> _TASK_: Look through the data below. Collect every line where the word "from" occurs.

> _ROWS_:
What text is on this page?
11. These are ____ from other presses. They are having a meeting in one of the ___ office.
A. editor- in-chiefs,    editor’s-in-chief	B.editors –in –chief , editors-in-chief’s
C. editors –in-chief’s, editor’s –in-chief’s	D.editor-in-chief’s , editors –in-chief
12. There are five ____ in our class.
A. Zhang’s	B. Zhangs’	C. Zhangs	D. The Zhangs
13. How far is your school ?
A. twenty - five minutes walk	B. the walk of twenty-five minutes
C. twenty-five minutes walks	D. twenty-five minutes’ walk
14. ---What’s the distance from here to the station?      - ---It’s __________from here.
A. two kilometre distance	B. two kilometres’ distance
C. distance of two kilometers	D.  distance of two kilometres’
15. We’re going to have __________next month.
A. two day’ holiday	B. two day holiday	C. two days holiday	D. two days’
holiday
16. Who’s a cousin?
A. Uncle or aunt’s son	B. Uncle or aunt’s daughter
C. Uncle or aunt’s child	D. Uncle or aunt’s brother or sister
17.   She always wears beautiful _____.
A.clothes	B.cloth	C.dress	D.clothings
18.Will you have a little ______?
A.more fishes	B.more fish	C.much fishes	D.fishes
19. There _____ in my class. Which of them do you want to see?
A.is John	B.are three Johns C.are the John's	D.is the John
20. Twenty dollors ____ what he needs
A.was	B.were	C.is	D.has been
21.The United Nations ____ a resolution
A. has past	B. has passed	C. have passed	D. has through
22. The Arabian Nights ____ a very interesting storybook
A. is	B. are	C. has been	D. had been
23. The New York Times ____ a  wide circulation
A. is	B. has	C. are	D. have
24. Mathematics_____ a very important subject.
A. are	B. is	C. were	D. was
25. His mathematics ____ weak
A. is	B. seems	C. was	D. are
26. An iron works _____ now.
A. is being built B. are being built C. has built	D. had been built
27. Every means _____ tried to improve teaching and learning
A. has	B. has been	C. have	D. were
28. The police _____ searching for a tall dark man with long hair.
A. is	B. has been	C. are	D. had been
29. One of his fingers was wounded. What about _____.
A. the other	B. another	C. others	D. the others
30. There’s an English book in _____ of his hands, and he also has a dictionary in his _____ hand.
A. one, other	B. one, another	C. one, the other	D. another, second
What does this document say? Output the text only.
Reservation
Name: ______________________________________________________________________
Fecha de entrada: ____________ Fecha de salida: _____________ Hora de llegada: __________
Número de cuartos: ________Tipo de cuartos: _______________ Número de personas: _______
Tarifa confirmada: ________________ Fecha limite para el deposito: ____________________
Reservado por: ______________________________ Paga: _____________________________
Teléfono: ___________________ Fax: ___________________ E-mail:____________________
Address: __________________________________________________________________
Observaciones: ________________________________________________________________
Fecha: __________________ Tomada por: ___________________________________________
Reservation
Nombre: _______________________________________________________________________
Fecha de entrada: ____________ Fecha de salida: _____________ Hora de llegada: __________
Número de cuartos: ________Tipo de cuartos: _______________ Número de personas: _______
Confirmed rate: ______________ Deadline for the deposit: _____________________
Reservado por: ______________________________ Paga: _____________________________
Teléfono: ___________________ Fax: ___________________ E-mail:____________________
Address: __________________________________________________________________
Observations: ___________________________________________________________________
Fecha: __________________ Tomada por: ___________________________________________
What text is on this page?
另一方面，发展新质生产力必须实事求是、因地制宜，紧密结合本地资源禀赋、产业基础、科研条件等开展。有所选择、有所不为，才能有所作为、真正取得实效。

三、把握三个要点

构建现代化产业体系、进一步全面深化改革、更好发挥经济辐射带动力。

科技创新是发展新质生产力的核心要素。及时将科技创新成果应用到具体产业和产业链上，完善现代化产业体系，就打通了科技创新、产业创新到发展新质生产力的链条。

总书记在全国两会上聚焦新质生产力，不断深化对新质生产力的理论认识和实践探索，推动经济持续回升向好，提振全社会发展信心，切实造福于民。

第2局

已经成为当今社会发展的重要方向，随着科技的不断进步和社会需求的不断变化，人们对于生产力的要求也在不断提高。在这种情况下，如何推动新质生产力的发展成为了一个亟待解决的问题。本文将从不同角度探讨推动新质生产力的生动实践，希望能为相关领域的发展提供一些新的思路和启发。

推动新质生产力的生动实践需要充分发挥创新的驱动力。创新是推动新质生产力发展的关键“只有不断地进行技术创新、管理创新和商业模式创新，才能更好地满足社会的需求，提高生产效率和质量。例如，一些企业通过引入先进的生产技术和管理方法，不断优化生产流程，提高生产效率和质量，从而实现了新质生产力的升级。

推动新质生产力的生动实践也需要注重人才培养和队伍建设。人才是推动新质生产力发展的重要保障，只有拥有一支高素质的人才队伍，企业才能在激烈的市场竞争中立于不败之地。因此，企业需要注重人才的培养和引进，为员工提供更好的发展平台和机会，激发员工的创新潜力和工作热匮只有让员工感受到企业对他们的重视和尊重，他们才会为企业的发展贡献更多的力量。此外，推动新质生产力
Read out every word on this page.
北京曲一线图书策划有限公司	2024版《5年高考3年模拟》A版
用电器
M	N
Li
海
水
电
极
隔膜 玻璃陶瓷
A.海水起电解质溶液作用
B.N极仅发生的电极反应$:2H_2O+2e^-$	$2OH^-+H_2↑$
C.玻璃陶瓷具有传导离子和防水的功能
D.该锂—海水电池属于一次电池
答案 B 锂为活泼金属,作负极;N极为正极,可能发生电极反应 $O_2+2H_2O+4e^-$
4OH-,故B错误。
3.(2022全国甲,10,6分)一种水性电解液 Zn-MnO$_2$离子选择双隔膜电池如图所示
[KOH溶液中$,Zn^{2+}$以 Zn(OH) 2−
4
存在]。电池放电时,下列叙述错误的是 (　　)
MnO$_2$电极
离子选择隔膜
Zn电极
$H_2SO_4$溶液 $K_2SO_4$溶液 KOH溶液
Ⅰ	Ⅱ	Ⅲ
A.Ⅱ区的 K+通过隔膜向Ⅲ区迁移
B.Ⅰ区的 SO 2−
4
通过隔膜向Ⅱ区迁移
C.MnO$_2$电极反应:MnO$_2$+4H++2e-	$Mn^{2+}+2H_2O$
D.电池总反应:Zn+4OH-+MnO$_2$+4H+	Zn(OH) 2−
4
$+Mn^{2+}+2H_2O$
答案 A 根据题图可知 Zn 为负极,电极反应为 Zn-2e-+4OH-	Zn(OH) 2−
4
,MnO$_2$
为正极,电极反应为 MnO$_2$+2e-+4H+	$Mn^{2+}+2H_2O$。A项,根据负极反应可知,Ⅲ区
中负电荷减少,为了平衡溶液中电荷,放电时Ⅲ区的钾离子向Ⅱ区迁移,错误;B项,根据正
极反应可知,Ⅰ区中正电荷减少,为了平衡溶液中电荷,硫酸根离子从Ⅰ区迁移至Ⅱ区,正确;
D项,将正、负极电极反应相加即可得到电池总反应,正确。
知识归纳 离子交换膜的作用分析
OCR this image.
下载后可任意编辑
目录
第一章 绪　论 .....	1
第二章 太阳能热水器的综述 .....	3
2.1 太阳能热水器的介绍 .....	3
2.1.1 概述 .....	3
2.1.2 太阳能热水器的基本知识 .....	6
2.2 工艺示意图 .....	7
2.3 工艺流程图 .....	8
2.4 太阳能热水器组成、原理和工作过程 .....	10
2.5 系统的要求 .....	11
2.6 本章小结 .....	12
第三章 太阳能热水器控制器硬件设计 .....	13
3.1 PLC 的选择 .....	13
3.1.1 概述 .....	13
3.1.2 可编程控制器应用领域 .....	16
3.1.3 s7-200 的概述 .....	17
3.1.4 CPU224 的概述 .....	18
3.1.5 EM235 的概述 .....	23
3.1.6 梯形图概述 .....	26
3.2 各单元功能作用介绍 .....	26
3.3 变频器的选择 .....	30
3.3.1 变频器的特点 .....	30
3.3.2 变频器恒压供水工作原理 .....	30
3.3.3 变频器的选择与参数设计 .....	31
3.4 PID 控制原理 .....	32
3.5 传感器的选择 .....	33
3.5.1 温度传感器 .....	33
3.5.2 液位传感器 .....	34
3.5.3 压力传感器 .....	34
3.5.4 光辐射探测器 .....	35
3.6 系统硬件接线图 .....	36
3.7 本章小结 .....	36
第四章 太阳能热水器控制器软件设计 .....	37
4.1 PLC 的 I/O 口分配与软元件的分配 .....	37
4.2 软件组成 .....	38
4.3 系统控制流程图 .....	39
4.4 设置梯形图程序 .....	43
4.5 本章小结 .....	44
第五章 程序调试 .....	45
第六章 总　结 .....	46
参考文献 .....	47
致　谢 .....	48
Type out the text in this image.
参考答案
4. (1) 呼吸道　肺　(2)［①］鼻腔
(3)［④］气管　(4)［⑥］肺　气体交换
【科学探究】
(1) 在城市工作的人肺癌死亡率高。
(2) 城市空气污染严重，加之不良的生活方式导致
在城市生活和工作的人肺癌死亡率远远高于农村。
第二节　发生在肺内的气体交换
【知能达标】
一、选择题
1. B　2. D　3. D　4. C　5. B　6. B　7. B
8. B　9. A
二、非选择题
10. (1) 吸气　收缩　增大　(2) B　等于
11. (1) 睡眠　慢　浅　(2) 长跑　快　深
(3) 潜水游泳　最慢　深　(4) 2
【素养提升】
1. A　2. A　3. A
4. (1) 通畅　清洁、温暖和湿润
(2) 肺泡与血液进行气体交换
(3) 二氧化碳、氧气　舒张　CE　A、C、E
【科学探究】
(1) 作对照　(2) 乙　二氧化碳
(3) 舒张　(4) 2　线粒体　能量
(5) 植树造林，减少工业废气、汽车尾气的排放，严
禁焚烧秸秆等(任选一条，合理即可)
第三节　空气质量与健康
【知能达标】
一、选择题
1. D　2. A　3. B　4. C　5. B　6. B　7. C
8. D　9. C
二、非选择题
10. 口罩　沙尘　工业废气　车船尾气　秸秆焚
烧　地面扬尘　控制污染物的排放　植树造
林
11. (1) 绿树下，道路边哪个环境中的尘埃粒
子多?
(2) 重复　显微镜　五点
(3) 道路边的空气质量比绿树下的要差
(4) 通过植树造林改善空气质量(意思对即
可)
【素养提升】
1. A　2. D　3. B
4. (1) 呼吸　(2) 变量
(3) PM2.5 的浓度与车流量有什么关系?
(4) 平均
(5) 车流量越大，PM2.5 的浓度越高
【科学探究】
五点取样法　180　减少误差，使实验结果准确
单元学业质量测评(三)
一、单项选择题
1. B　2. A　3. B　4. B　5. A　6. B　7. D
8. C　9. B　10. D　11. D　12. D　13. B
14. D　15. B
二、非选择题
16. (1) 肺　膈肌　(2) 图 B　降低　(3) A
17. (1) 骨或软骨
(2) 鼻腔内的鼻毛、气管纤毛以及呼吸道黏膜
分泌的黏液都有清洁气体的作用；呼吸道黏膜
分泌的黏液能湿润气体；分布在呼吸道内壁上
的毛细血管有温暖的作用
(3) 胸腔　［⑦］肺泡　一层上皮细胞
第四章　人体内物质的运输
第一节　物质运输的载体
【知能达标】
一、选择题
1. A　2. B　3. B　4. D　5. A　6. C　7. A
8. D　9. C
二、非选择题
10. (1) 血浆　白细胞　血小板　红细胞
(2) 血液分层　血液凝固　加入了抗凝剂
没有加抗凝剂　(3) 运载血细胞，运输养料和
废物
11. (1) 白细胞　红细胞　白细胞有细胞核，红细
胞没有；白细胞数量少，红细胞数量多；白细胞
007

> _PROBLEM SOLUTION_:
11. These are ____ from other presses. They are having a meeting in one of the ___ office.
14. ---What’s the distance from here to the station?      - ---It’s __________from here.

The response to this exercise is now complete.